■ Prompt: Report every line below that holds the word "disciplinare".

+===+

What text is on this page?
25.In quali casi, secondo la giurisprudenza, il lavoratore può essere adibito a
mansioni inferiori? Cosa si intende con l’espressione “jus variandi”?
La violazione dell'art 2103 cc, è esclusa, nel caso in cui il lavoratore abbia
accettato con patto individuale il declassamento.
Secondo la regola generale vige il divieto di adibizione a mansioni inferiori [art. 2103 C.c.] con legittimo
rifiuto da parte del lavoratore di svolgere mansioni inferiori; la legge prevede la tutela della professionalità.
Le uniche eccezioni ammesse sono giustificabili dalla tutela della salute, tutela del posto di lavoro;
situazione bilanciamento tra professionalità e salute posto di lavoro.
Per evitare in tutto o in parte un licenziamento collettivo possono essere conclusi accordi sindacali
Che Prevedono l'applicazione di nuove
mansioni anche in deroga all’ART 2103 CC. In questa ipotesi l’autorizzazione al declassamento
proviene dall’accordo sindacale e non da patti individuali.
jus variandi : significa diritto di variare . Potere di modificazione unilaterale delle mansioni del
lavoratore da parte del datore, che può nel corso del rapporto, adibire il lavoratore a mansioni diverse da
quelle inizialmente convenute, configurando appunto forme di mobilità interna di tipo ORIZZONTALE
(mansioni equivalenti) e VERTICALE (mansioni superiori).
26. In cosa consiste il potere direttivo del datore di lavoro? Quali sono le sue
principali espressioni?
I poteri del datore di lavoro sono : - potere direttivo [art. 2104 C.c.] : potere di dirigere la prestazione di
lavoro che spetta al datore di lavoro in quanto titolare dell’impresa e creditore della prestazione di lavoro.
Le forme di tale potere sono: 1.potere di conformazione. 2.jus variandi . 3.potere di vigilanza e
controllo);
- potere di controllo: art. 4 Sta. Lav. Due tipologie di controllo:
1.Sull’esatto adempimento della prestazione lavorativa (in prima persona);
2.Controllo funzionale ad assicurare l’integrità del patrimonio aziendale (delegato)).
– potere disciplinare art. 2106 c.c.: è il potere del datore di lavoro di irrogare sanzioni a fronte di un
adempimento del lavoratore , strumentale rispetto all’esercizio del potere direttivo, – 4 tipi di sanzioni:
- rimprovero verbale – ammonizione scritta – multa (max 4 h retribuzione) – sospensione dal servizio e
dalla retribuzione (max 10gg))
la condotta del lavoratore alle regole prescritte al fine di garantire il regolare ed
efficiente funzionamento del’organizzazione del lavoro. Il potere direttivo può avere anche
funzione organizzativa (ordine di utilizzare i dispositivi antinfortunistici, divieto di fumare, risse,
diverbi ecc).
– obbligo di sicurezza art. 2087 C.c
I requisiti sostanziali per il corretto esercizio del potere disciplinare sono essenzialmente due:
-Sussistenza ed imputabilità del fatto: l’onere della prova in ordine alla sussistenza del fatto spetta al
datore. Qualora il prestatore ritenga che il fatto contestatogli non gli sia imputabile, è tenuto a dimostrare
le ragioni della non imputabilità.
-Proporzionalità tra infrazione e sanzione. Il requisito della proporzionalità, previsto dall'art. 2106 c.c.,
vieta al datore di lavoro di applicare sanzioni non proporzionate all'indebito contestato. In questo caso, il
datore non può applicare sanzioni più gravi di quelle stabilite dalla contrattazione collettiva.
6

+===+

■ Solution below:
– potere disciplinare art. 2106 c.c.: è il potere del datore di lavoro di irrogare sanzioni a fronte di un
I requisiti sostanziali per il corretto esercizio del potere disciplinare sono essenzialmente due:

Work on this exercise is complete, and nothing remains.